Цитируемый текст ::
Во второй половине 1980-х я переехал из Сан-Франциско в Энн-Арбор, где поступил в аспирантуру Мичиганского университета. До Сан-Франциско я успел пожить в Нью-Йорке, и Энн-Арбор, куда меньше обоих по размерам и населению (около 100 тыс.), удивил меня интенсивностью культурной и трудовой жизни в столь компактной упаковке. Университет, один из лучших в США, уже в те годы был чем-то вроде грибницы для развития биотехнологий и только еще набиравшей силу отрасли хай-тек, большинство моих новых знакомых оказались людьми высокой образованности и оптимистических жизненных перспектив, а на улицах крайне редко встречались нищие, к которым я успел привыкнуть в своих прежних местах обитания. И уж совсем неожиданным показалось скопление нарядных и богатых домов на окраине города: как мне объяснили, многие из их жильцов не имели прямого отношения к городской культурно-индустриальной динамике — это были «беженцы» из Детройта.

Что нужно сделать ::
[a] Откуда, согласно тексту об Энн-Арборе, приехали «беженцы», жившие в нарядных и богатых домах на окраине города?
[b] Преобразуйте строки записей в JSON-список строк, по одному элементу на строку и без пустых строк: начните с первой строки записей и остановитесь после строки, содержащей «bar xyxy=(1129,344,1132,410)», включив обе границы.
Текст об Энн-Арборе никак не связан с записями.

Исходные записи ::
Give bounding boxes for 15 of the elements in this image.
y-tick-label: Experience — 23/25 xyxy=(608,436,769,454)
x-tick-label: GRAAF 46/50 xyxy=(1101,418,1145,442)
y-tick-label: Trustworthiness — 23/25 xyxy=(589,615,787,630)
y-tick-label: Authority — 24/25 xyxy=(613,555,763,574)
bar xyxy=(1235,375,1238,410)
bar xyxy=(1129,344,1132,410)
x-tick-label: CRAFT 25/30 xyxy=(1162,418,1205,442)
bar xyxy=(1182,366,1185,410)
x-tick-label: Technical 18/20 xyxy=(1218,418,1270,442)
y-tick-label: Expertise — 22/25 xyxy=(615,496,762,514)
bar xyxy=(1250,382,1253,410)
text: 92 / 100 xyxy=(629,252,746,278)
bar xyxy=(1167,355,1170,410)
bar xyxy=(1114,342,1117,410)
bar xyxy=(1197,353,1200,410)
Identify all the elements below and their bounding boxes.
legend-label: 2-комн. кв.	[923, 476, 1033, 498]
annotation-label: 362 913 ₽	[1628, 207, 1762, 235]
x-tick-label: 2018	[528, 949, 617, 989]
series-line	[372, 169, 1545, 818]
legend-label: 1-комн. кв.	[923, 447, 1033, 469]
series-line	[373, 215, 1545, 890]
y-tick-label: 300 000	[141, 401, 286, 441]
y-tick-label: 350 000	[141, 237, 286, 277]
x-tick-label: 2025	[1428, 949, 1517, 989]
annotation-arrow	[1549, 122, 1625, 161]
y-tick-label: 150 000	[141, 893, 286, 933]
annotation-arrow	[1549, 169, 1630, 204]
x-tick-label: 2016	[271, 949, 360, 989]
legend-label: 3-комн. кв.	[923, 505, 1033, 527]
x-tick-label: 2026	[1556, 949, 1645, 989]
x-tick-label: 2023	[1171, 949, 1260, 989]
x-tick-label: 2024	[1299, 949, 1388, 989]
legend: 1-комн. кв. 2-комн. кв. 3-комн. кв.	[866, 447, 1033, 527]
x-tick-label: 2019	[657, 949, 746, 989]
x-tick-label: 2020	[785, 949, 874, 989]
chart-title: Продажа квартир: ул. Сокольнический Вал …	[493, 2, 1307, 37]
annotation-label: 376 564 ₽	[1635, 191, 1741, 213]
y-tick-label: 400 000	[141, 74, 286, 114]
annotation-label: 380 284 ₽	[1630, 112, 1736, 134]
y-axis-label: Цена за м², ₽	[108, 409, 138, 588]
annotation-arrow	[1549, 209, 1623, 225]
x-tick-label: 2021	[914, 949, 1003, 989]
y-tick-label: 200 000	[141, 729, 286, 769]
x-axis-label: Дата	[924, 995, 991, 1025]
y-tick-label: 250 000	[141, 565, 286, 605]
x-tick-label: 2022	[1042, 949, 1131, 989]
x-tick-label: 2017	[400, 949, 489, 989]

Ожидаемые ответы ::
[a] Из Детройта.

[b]
[
  "Give bounding boxes for 15 of the elements in this image.",
  "y-tick-label: Experience — 23/25 xyxy=(608,436,769,454)",
  "x-tick-label: GRAAF 46/50 xyxy=(1101,418,1145,442)",
  "y-tick-label: Trustworthiness — 23/25 xyxy=(589,615,787,630)",
  "y-tick-label: Authority — 24/25 xyxy=(613,555,763,574)",
  "bar xyxy=(1235,375,1238,410)",
  "bar xyxy=(1129,344,1132,410)"
]